**Task prompt**
In the forum post about the DECstation 5000/200, which driver turned flaky after stock 1.4 was installed?

** START OF Document extract **

The continuing saga of my 5000/200 [was Re: DECstation 5000/200 timekeeping]

Discussion:

(too old to reply)

Mouse

3 years ago

So, about that 5000/200 that's been suffering from inability to keen
even vaguely decent time: the saga continues.

Lacking much else to try, I decided to try for 1.4T on the 5000/200, in
the hope that that would work better.

1.4T appears to have a moderately mature pmax port, but it has next to
no cross-build support, so it's a bit more complicated. I installed
stock 1.4 and timekeeping is _much_ improved - but now, the SCSI driver
is flaky. It's not using the MI SCSI subsystem; disks show up as, for
example,

asc0 at tc0 slot 5 offset 0x0 (bus speed: 25 MHz) : target 7
Beginning old-style SCSI device autoconfiguration
rz1 at asc0 drive 1 slave 0 SEAGATE ST373307LC rev 0003
rz1: 69809MB, 49855 cyl, 4 head, 204 sec, 512 bytes/sect x 142969680 sectors

and, unless the hardware decided to break just at the same time as I
started running 1.4T, this rz stuff is depressingly flaky. I see
things like

rz1: Illegal request

which typically gets reflected as EIO to userland. Sometimes there are
additional messages as well, such as

asc_get_status: cmdreg 11, fifo cnt 3

I've got the machine running pseudo-diskless (booted off a disk, but
NFS-mounted my house NFS server and chrooted to that mount point) to
sidestep the SCSI issues and am trying a build of 1.4T into /altroot,
in the hope that that will produce something more useful. If not, I
may experiment with other versions; I've got an archive of, I _think_,
every release from 1.0 through 6.1.2, though it remains to me seen
whether there's a version that doesn't suffer from either of the above
issues (flaky SCSI or flaky timekeeping), and any version other than
1.4T, 4.0.1, or 5.2 would mean a significant effort to port the most
important of my changes over.

** END OF Document extract **
** START OF Record list **

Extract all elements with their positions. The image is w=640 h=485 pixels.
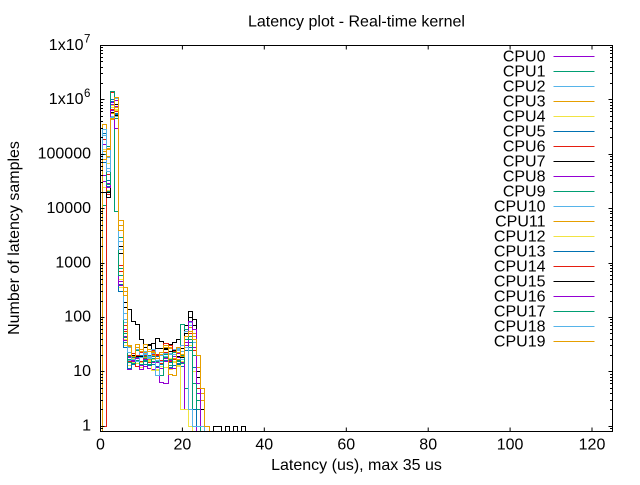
svg-text:7: 7	[84, 34, 90, 46]
svg-text:20: 20	[174, 437, 192, 454]
svg-text:1x10: 1x10	[49, 37, 84, 54]
svg-text:CPU8: CPU8	[503, 169, 546, 186]
svg-text:CPU9: CPU9	[503, 184, 546, 201]
svg-text:CPU13: CPU13	[494, 244, 546, 261]
svg-text:CPU14: CPU14	[494, 259, 546, 276]
svg-text:100: 100	[64, 309, 91, 326]
svg-text:CPU3: CPU3	[503, 94, 546, 111]
svg-text:6: 6	[84, 88, 90, 100]
svg-text:CPU1: CPU1	[503, 64, 546, 81]
svg-text:CPU15: CPU15	[494, 274, 546, 291]
svg-text:100: 100	[497, 437, 524, 454]
svg-text:CPU11: CPU11	[495, 214, 545, 231]
svg-text:CPU18: CPU18	[494, 319, 546, 336]
svg-text:Latency plot - Real-time kerne: Latency plot - Real-time kernel	[248, 14, 465, 31]
svg-text:100000: 100000	[38, 146, 91, 163]
svg-text:CPU12: CPU12	[494, 229, 546, 246]
svg-text:CPU17: CPU17	[494, 304, 546, 321]
svg-text:Latency (us), max 35 us: Latency (us), max 35 us	[271, 457, 442, 474]
svg-text:40: 40	[255, 437, 273, 454]
svg-text:1: 1	[82, 418, 91, 435]
svg-text:60: 60	[337, 437, 355, 454]
svg-text:CPU7: CPU7	[503, 154, 546, 171]
svg-text:1000: 1000	[55, 254, 91, 271]
svg-text:0: 0	[96, 437, 105, 454]
svg-text:10: 10	[73, 363, 91, 380]
svg-text:1x10: 1x10	[49, 91, 84, 108]
svg-text:80: 80	[419, 437, 437, 454]
svg-text:10000: 10000	[47, 200, 92, 217]
svg-text:CPU0: CPU0	[503, 49, 546, 66]
svg-text:120: 120	[579, 437, 606, 454]
svg-text:CPU5: CPU5	[503, 124, 546, 141]
svg-text:Number of latency samples: Number of latency samples	[6, 141, 23, 335]
svg-text:CPU6: CPU6	[503, 139, 546, 156]
svg-text:CPU4: CPU4	[503, 109, 546, 126]
svg-text:CPU2: CPU2	[503, 79, 546, 96]
svg-text:CPU10: CPU10	[494, 199, 546, 216]
svg-text:CPU19: CPU19	[494, 334, 546, 351]
svg-text:CPU16: CPU16	[494, 289, 546, 306]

** END OF Record list **

**Result of the task**
The SCSI driver.